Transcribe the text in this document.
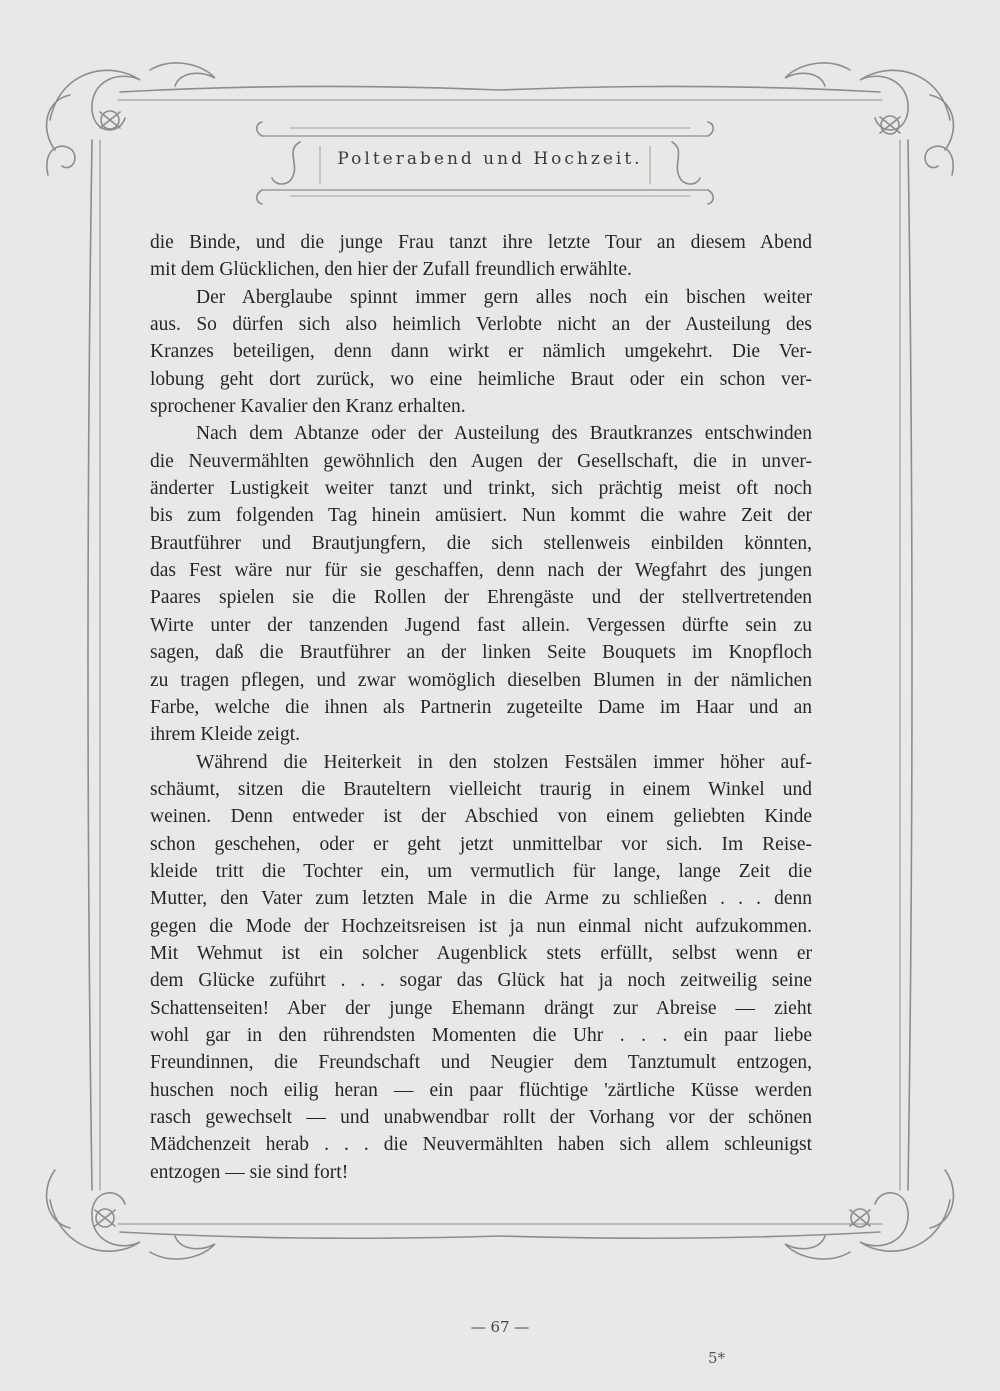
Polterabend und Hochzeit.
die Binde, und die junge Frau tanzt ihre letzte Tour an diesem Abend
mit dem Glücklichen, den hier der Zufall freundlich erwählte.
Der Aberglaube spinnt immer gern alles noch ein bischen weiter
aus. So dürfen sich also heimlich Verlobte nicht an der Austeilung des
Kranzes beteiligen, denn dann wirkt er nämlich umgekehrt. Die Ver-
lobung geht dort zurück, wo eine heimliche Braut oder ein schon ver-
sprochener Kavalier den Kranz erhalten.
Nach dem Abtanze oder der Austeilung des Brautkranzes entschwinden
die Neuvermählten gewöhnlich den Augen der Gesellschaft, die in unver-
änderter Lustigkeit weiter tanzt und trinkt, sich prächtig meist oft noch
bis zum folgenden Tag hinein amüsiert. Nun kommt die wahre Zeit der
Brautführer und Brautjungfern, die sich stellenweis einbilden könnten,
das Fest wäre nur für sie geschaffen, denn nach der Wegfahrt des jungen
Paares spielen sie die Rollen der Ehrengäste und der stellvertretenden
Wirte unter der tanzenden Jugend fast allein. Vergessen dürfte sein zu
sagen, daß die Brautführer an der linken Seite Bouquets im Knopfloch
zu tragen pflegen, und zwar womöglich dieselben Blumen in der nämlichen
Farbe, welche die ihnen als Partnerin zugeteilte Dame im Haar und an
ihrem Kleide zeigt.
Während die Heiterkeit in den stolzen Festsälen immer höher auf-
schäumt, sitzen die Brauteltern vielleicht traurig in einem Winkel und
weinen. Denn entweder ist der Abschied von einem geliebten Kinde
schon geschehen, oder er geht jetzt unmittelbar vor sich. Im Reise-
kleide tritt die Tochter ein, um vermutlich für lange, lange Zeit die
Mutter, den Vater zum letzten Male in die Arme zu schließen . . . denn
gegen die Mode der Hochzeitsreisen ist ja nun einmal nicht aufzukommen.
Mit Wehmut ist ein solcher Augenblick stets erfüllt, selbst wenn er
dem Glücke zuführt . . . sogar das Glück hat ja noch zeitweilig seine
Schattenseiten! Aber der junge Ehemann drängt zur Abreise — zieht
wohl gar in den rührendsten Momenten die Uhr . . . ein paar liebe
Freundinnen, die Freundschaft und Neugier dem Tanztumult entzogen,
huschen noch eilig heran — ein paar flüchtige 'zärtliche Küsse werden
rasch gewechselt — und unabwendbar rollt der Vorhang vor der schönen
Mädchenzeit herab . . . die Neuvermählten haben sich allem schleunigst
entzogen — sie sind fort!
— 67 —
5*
########################################
Stated exercise >>
Find the lines containing "Austeilung" and pull them out.

Answer to the problem >>
aus. So dürfen sich also heimlich Verlobte nicht an der Austeilung des
Nach dem Abtanze oder der Austeilung des Brautkranzes entschwinden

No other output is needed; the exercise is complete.